● What needs to be done
Set the listing down unchanged, minus every embedded image.

--------------------

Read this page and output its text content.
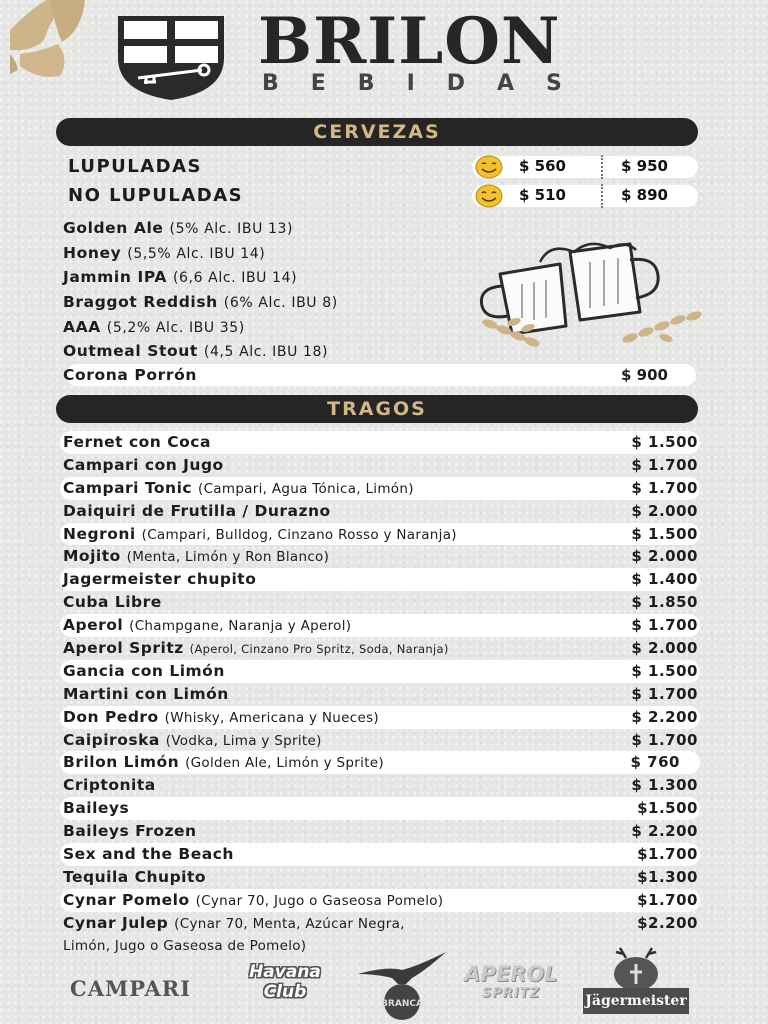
BRILON
BEBIDAS
CERVEZAS
LUPULADAS	$ 560	$ 950
NO LUPULADAS	$ 510	$ 890
Golden Ale (5% Alc. IBU 13)
Honey (5,5% Alc. IBU 14)
Jammin IPA (6,6 Alc. IBU 14)
Braggot Reddish (6% Alc. IBU 8)
AAA (5,2% Alc. IBU 35)
Outmeal Stout (4,5 Alc. IBU 18)
Corona Porrón	$ 900
TRAGOS
Fernet con Coca	$ 1.500
Campari con Jugo	$ 1.700
Campari Tonic (Campari, Agua Tónica, Limón)	$ 1.700
Daiquiri de Frutilla / Durazno	$ 2.000
Negroni (Campari, Bulldog, Cinzano Rosso y Naranja)	$ 1.500
Mojito (Menta, Limón y Ron Blanco)	$ 2.000
Jagermeister chupito	$ 1.400
Cuba Libre	$ 1.850
Aperol (Champgane, Naranja y Aperol)	$ 1.700
Aperol Spritz (Aperol, Cinzano Pro Spritz, Soda, Naranja)	$ 2.000
Gancia con Limón	$ 1.500
Martini con Limón	$ 1.700
Don Pedro (Whisky, Americana y Nueces)	$ 2.200
Caipiroska (Vodka, Lima y Sprite)	$ 1.700
Brilon Limón (Golden Ale, Limón y Sprite)	$ 760
Criptonita	$ 1.300
Baileys	$1.500
Baileys Frozen	$ 2.200
Sex and the Beach	$1.700
Tequila Chupito	$1.300
Cynar Pomelo (Cynar 70, Jugo o Gaseosa Pomelo)	$1.700
Cynar Julep (Cynar 70, Menta, Azúcar Negra,	$2.200
Limón, Jugo o Gaseosa de Pomelo)
CAMPARI
Havana
Club
BRANCA
APEROL
SPRITZ	Jägermeister
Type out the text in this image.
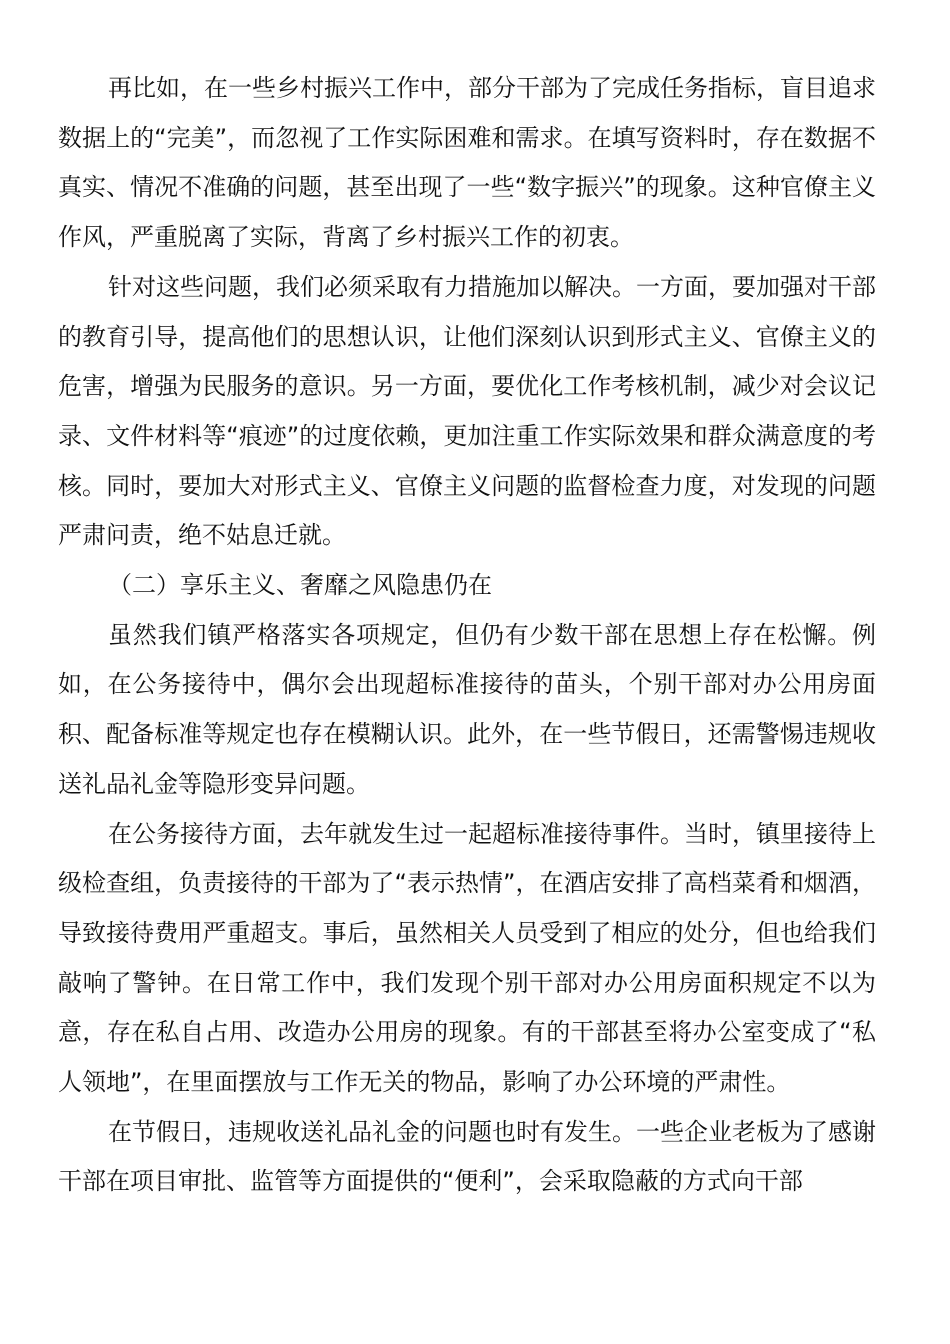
再比如，在一些乡村振兴工作中，部分干部为了完成任务指标，盲目追求数据上的“完美”，而忽视了工作实际困难和需求。在填写资料时，存在数据不真实、情况不准确的问题，甚至出现了一些“数字振兴”的现象。这种官僚主义作风，严重脱离了实际，背离了乡村振兴工作的初衷。

针对这些问题，我们必须采取有力措施加以解决。一方面，要加强对干部的教育引导，提高他们的思想认识，让他们深刻认识到形式主义、官僚主义的危害，增强为民服务的意识。另一方面，要优化工作考核机制，减少对会议记录、文件材料等“痕迹”的过度依赖，更加注重工作实际效果和群众满意度的考核。同时，要加大对形式主义、官僚主义问题的监督检查力度，对发现的问题严肃问责，绝不姑息迁就。

（二）享乐主义、奢靡之风隐患仍在

虽然我们镇严格落实各项规定，但仍有少数干部在思想上存在松懈。例如，在公务接待中，偶尔会出现超标准接待的苗头，个别干部对办公用房面积、配备标准等规定也存在模糊认识。此外，在一些节假日，还需警惕违规收送礼品礼金等隐形变异问题。

在公务接待方面，去年就发生过一起超标准接待事件。当时，镇里接待上级检查组，负责接待的干部为了“表示热情”，在酒店安排了高档菜肴和烟酒，导致接待费用严重超支。事后，虽然相关人员受到了相应的处分，但也给我们敲响了警钟。在日常工作中，我们发现个别干部对办公用房面积规定不以为意，存在私自占用、改造办公用房的现象。有的干部甚至将办公室变成了“私人领地”，在里面摆放与工作无关的物品，影响了办公环境的严肃性。

在节假日，违规收送礼品礼金的问题也时有发生。一些企业老板为了感谢干部在项目审批、监管等方面提供的“便利”，会采取隐蔽的方式向干部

--------------------

● Problem solution
Read this page and output its text content.
BRILON
BEBIDAS
CERVEZAS
LUPULADAS	$ 560	$ 950
NO LUPULADAS	$ 510	$ 890
Golden Ale (5% Alc. IBU 13)
Honey (5,5% Alc. IBU 14)
Jammin IPA (6,6 Alc. IBU 14)
Braggot Reddish (6% Alc. IBU 8)
AAA (5,2% Alc. IBU 35)
Outmeal Stout (4,5 Alc. IBU 18)
Corona Porrón	$ 900
TRAGOS
Fernet con Coca	$ 1.500
Campari con Jugo	$ 1.700
Campari Tonic (Campari, Agua Tónica, Limón)	$ 1.700
Daiquiri de Frutilla / Durazno	$ 2.000
Negroni (Campari, Bulldog, Cinzano Rosso y Naranja)	$ 1.500
Mojito (Menta, Limón y Ron Blanco)	$ 2.000
Jagermeister chupito	$ 1.400
Cuba Libre	$ 1.850
Aperol (Champgane, Naranja y Aperol)	$ 1.700
Aperol Spritz (Aperol, Cinzano Pro Spritz, Soda, Naranja)	$ 2.000
Gancia con Limón	$ 1.500
Martini con Limón	$ 1.700
Don Pedro (Whisky, Americana y Nueces)	$ 2.200
Caipiroska (Vodka, Lima y Sprite)	$ 1.700
Brilon Limón (Golden Ale, Limón y Sprite)	$ 760
Criptonita	$ 1.300
Baileys	$1.500
Baileys Frozen	$ 2.200
Sex and the Beach	$1.700
Tequila Chupito	$1.300
Cynar Pomelo (Cynar 70, Jugo o Gaseosa Pomelo)	$1.700
Cynar Julep (Cynar 70, Menta, Azúcar Negra,	$2.200
Limón, Jugo o Gaseosa de Pomelo)
CAMPARI
Havana
Club
BRANCA
APEROL
SPRITZ	Jägermeister
Type out the text in this image.
再比如，在一些乡村振兴工作中，部分干部为了完成任务指标，盲目追求数据上的“完美”，而忽视了工作实际困难和需求。在填写资料时，存在数据不真实、情况不准确的问题，甚至出现了一些“数字振兴”的现象。这种官僚主义作风，严重脱离了实际，背离了乡村振兴工作的初衷。

针对这些问题，我们必须采取有力措施加以解决。一方面，要加强对干部的教育引导，提高他们的思想认识，让他们深刻认识到形式主义、官僚主义的危害，增强为民服务的意识。另一方面，要优化工作考核机制，减少对会议记录、文件材料等“痕迹”的过度依赖，更加注重工作实际效果和群众满意度的考核。同时，要加大对形式主义、官僚主义问题的监督检查力度，对发现的问题严肃问责，绝不姑息迁就。

（二）享乐主义、奢靡之风隐患仍在

虽然我们镇严格落实各项规定，但仍有少数干部在思想上存在松懈。例如，在公务接待中，偶尔会出现超标准接待的苗头，个别干部对办公用房面积、配备标准等规定也存在模糊认识。此外，在一些节假日，还需警惕违规收送礼品礼金等隐形变异问题。

在公务接待方面，去年就发生过一起超标准接待事件。当时，镇里接待上级检查组，负责接待的干部为了“表示热情”，在酒店安排了高档菜肴和烟酒，导致接待费用严重超支。事后，虽然相关人员受到了相应的处分，但也给我们敲响了警钟。在日常工作中，我们发现个别干部对办公用房面积规定不以为意，存在私自占用、改造办公用房的现象。有的干部甚至将办公室变成了“私人领地”，在里面摆放与工作无关的物品，影响了办公环境的严肃性。

在节假日，违规收送礼品礼金的问题也时有发生。一些企业老板为了感谢干部在项目审批、监管等方面提供的“便利”，会采取隐蔽的方式向干部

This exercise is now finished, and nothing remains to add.